■ Work to be completed ■
Restate the complete material exactly.

■ Recorded information ■
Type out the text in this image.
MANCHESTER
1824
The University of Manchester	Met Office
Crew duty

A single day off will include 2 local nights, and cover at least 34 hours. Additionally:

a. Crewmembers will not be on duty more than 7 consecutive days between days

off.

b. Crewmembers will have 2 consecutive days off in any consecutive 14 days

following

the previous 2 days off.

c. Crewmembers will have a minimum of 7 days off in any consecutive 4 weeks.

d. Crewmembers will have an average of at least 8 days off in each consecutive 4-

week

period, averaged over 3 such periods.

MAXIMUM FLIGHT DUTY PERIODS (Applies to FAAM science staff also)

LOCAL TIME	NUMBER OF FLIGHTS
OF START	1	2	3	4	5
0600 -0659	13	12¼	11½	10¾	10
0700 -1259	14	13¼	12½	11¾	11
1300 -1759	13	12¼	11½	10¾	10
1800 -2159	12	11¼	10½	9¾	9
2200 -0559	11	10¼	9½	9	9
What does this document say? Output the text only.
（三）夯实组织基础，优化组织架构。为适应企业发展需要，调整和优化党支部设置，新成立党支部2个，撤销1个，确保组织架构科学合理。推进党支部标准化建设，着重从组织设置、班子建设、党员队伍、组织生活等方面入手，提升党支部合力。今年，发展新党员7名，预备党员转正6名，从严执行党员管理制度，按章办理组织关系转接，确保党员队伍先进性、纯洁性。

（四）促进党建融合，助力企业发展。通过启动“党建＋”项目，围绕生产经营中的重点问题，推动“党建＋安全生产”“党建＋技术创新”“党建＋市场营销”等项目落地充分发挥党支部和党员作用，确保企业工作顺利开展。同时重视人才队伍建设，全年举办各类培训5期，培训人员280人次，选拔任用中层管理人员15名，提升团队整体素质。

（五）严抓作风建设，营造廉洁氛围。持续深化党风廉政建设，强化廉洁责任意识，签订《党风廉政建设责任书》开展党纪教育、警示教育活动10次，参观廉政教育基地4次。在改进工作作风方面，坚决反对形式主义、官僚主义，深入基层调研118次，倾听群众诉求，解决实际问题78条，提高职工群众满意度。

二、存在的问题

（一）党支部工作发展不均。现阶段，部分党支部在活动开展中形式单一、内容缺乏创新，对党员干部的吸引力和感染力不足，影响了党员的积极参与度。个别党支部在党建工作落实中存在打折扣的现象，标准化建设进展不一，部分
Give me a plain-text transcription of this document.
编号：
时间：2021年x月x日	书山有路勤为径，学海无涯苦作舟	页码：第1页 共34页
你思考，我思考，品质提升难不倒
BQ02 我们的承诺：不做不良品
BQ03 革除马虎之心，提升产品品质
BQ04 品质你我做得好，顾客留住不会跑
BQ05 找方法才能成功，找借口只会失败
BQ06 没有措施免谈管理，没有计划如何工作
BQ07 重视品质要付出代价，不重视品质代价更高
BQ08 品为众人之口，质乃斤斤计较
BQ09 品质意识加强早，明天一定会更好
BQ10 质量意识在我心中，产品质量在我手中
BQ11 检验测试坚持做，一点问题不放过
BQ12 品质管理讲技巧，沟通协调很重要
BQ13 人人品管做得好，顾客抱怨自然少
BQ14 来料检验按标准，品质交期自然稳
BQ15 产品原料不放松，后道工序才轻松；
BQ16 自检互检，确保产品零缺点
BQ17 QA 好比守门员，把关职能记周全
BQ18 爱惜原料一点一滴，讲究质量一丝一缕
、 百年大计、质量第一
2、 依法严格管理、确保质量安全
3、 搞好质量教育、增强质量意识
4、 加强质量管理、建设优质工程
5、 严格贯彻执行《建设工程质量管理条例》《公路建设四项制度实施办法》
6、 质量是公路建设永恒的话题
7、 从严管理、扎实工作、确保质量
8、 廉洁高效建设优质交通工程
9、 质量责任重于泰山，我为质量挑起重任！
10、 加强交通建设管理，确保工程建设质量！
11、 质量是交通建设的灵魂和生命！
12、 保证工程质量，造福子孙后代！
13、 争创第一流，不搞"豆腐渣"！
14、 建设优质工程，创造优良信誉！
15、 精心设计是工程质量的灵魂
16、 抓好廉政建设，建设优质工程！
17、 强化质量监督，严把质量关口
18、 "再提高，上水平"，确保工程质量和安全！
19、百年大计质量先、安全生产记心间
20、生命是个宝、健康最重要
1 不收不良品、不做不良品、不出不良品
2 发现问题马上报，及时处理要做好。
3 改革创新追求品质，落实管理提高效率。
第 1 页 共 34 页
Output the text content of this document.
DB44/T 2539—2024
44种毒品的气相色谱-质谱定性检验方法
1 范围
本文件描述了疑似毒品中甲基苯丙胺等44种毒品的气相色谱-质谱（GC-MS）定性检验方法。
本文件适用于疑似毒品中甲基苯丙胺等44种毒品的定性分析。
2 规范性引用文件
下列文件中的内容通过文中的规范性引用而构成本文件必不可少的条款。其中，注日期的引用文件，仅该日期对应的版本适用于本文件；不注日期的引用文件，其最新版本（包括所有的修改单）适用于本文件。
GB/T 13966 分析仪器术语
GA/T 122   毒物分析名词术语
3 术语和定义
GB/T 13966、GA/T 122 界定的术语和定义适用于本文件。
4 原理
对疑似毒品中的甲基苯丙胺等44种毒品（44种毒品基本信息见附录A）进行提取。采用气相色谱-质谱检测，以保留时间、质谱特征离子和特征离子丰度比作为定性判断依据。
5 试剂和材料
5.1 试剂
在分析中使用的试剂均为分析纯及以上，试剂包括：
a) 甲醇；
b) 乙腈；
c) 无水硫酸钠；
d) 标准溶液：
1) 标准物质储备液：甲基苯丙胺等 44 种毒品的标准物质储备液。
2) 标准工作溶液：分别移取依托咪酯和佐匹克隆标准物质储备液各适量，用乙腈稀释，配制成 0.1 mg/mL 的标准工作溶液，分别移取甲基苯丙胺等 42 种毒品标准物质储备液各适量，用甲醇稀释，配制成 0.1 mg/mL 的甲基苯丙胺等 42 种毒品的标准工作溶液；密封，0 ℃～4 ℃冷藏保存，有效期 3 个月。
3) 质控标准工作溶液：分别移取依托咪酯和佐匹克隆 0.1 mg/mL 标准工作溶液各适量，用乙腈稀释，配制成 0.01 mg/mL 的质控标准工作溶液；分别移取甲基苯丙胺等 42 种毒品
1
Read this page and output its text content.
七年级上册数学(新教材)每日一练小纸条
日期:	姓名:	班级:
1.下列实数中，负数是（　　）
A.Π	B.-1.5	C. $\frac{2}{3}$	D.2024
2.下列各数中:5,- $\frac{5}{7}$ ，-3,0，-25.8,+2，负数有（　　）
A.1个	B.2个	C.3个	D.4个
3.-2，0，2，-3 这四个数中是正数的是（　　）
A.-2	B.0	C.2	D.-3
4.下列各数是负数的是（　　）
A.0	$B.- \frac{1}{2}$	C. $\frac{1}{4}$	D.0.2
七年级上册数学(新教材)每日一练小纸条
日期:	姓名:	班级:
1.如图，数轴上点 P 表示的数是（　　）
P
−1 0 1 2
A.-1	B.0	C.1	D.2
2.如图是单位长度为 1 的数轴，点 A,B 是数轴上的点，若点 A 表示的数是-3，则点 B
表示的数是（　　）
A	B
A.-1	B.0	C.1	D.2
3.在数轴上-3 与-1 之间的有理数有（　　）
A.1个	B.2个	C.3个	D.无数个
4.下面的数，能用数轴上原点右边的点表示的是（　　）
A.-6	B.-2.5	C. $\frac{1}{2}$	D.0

■ Problem solution ■
Type out the text in this image.
MANCHESTER
1824
The University of Manchester	Met Office
Crew duty

A single day off will include 2 local nights, and cover at least 34 hours. Additionally:

a. Crewmembers will not be on duty more than 7 consecutive days between days

off.

b. Crewmembers will have 2 consecutive days off in any consecutive 14 days

following

the previous 2 days off.

c. Crewmembers will have a minimum of 7 days off in any consecutive 4 weeks.

d. Crewmembers will have an average of at least 8 days off in each consecutive 4-

week

period, averaged over 3 such periods.

MAXIMUM FLIGHT DUTY PERIODS (Applies to FAAM science staff also)

LOCAL TIME	NUMBER OF FLIGHTS
OF START	1	2	3	4	5
0600 -0659	13	12¼	11½	10¾	10
0700 -1259	14	13¼	12½	11¾	11
1300 -1759	13	12¼	11½	10¾	10
1800 -2159	12	11¼	10½	9¾	9
2200 -0559	11	10¼	9½	9	9
What does this document say? Output the text only.
（三）夯实组织基础，优化组织架构。为适应企业发展需要，调整和优化党支部设置，新成立党支部2个，撤销1个，确保组织架构科学合理。推进党支部标准化建设，着重从组织设置、班子建设、党员队伍、组织生活等方面入手，提升党支部合力。今年，发展新党员7名，预备党员转正6名，从严执行党员管理制度，按章办理组织关系转接，确保党员队伍先进性、纯洁性。

（四）促进党建融合，助力企业发展。通过启动“党建＋”项目，围绕生产经营中的重点问题，推动“党建＋安全生产”“党建＋技术创新”“党建＋市场营销”等项目落地充分发挥党支部和党员作用，确保企业工作顺利开展。同时重视人才队伍建设，全年举办各类培训5期，培训人员280人次，选拔任用中层管理人员15名，提升团队整体素质。

（五）严抓作风建设，营造廉洁氛围。持续深化党风廉政建设，强化廉洁责任意识，签订《党风廉政建设责任书》开展党纪教育、警示教育活动10次，参观廉政教育基地4次。在改进工作作风方面，坚决反对形式主义、官僚主义，深入基层调研118次，倾听群众诉求，解决实际问题78条，提高职工群众满意度。

二、存在的问题

（一）党支部工作发展不均。现阶段，部分党支部在活动开展中形式单一、内容缺乏创新，对党员干部的吸引力和感染力不足，影响了党员的积极参与度。个别党支部在党建工作落实中存在打折扣的现象，标准化建设进展不一，部分
Give me a plain-text transcription of this document.
编号：
时间：2021年x月x日	书山有路勤为径，学海无涯苦作舟	页码：第1页 共34页
你思考，我思考，品质提升难不倒
BQ02 我们的承诺：不做不良品
BQ03 革除马虎之心，提升产品品质
BQ04 品质你我做得好，顾客留住不会跑
BQ05 找方法才能成功，找借口只会失败
BQ06 没有措施免谈管理，没有计划如何工作
BQ07 重视品质要付出代价，不重视品质代价更高
BQ08 品为众人之口，质乃斤斤计较
BQ09 品质意识加强早，明天一定会更好
BQ10 质量意识在我心中，产品质量在我手中
BQ11 检验测试坚持做，一点问题不放过
BQ12 品质管理讲技巧，沟通协调很重要
BQ13 人人品管做得好，顾客抱怨自然少
BQ14 来料检验按标准，品质交期自然稳
BQ15 产品原料不放松，后道工序才轻松；
BQ16 自检互检，确保产品零缺点
BQ17 QA 好比守门员，把关职能记周全
BQ18 爱惜原料一点一滴，讲究质量一丝一缕
、 百年大计、质量第一
2、 依法严格管理、确保质量安全
3、 搞好质量教育、增强质量意识
4、 加强质量管理、建设优质工程
5、 严格贯彻执行《建设工程质量管理条例》《公路建设四项制度实施办法》
6、 质量是公路建设永恒的话题
7、 从严管理、扎实工作、确保质量
8、 廉洁高效建设优质交通工程
9、 质量责任重于泰山，我为质量挑起重任！
10、 加强交通建设管理，确保工程建设质量！
11、 质量是交通建设的灵魂和生命！
12、 保证工程质量，造福子孙后代！
13、 争创第一流，不搞"豆腐渣"！
14、 建设优质工程，创造优良信誉！
15、 精心设计是工程质量的灵魂
16、 抓好廉政建设，建设优质工程！
17、 强化质量监督，严把质量关口
18、 "再提高，上水平"，确保工程质量和安全！
19、百年大计质量先、安全生产记心间
20、生命是个宝、健康最重要
1 不收不良品、不做不良品、不出不良品
2 发现问题马上报，及时处理要做好。
3 改革创新追求品质，落实管理提高效率。
第 1 页 共 34 页
Output the text content of this document.
DB44/T 2539—2024
44种毒品的气相色谱-质谱定性检验方法
1 范围
本文件描述了疑似毒品中甲基苯丙胺等44种毒品的气相色谱-质谱（GC-MS）定性检验方法。
本文件适用于疑似毒品中甲基苯丙胺等44种毒品的定性分析。
2 规范性引用文件
下列文件中的内容通过文中的规范性引用而构成本文件必不可少的条款。其中，注日期的引用文件，仅该日期对应的版本适用于本文件；不注日期的引用文件，其最新版本（包括所有的修改单）适用于本文件。
GB/T 13966 分析仪器术语
GA/T 122   毒物分析名词术语
3 术语和定义
GB/T 13966、GA/T 122 界定的术语和定义适用于本文件。
4 原理
对疑似毒品中的甲基苯丙胺等44种毒品（44种毒品基本信息见附录A）进行提取。采用气相色谱-质谱检测，以保留时间、质谱特征离子和特征离子丰度比作为定性判断依据。
5 试剂和材料
5.1 试剂
在分析中使用的试剂均为分析纯及以上，试剂包括：
a) 甲醇；
b) 乙腈；
c) 无水硫酸钠；
d) 标准溶液：
1) 标准物质储备液：甲基苯丙胺等 44 种毒品的标准物质储备液。
2) 标准工作溶液：分别移取依托咪酯和佐匹克隆标准物质储备液各适量，用乙腈稀释，配制成 0.1 mg/mL 的标准工作溶液，分别移取甲基苯丙胺等 42 种毒品标准物质储备液各适量，用甲醇稀释，配制成 0.1 mg/mL 的甲基苯丙胺等 42 种毒品的标准工作溶液；密封，0 ℃～4 ℃冷藏保存，有效期 3 个月。
3) 质控标准工作溶液：分别移取依托咪酯和佐匹克隆 0.1 mg/mL 标准工作溶液各适量，用乙腈稀释，配制成 0.01 mg/mL 的质控标准工作溶液；分别移取甲基苯丙胺等 42 种毒品
1
Read this page and output its text content.
七年级上册数学(新教材)每日一练小纸条
日期:	姓名:	班级:
1.下列实数中，负数是（　　）
A.Π	B.-1.5	C. $\frac{2}{3}$	D.2024
2.下列各数中:5,- $\frac{5}{7}$ ，-3,0，-25.8,+2，负数有（　　）
A.1个	B.2个	C.3个	D.4个
3.-2，0，2，-3 这四个数中是正数的是（　　）
A.-2	B.0	C.2	D.-3
4.下列各数是负数的是（　　）
A.0	$B.- \frac{1}{2}$	C. $\frac{1}{4}$	D.0.2
七年级上册数学(新教材)每日一练小纸条
日期:	姓名:	班级:
1.如图，数轴上点 P 表示的数是（　　）
P
−1 0 1 2
A.-1	B.0	C.1	D.2
2.如图是单位长度为 1 的数轴，点 A,B 是数轴上的点，若点 A 表示的数是-3，则点 B
表示的数是（　　）
A	B
A.-1	B.0	C.1	D.2
3.在数轴上-3 与-1 之间的有理数有（　　）
A.1个	B.2个	C.3个	D.无数个
4.下面的数，能用数轴上原点右边的点表示的是（　　）
A.-6	B.-2.5	C. $\frac{1}{2}$	D.0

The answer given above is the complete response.